#### Aim:
Your task is to copy every line of the records below that contains "JSON".

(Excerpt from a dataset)
^^^^^^^^

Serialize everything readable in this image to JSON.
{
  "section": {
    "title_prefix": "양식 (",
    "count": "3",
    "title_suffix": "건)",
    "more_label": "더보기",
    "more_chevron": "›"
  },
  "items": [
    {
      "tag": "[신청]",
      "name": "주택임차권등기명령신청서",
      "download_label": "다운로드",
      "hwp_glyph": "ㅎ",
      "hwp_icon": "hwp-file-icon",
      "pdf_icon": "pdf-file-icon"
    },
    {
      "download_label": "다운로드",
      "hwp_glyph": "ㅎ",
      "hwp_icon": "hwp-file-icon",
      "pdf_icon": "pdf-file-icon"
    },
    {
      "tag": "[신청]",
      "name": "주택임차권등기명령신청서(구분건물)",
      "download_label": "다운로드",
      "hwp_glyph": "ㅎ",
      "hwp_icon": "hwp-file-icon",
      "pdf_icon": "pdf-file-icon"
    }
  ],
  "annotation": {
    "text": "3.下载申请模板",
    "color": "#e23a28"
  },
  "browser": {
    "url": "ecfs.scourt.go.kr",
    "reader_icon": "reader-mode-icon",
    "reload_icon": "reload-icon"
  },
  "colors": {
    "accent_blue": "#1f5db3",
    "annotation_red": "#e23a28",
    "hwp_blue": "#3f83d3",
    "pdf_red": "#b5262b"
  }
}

^^^^^^^^

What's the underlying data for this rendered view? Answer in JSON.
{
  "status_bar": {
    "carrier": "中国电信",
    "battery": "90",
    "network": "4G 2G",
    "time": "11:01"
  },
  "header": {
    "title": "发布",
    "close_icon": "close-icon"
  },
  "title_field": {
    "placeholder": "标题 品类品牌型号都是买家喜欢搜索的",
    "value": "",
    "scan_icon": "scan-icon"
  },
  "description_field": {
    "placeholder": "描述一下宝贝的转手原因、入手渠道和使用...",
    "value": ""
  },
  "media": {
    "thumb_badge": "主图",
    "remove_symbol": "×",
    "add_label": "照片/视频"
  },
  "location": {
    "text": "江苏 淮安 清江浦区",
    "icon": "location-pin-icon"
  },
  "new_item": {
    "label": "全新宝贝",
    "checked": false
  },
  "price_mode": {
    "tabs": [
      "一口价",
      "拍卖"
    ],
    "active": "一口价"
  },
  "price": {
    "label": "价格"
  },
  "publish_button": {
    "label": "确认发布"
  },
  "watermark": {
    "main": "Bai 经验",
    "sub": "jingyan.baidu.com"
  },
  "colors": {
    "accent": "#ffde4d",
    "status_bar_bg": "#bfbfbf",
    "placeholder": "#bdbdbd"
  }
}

^^^^^^^^

#### Response to this exercise:
Serialize everything readable in this image to JSON.
What's the underlying data for this rendered view? Answer in JSON.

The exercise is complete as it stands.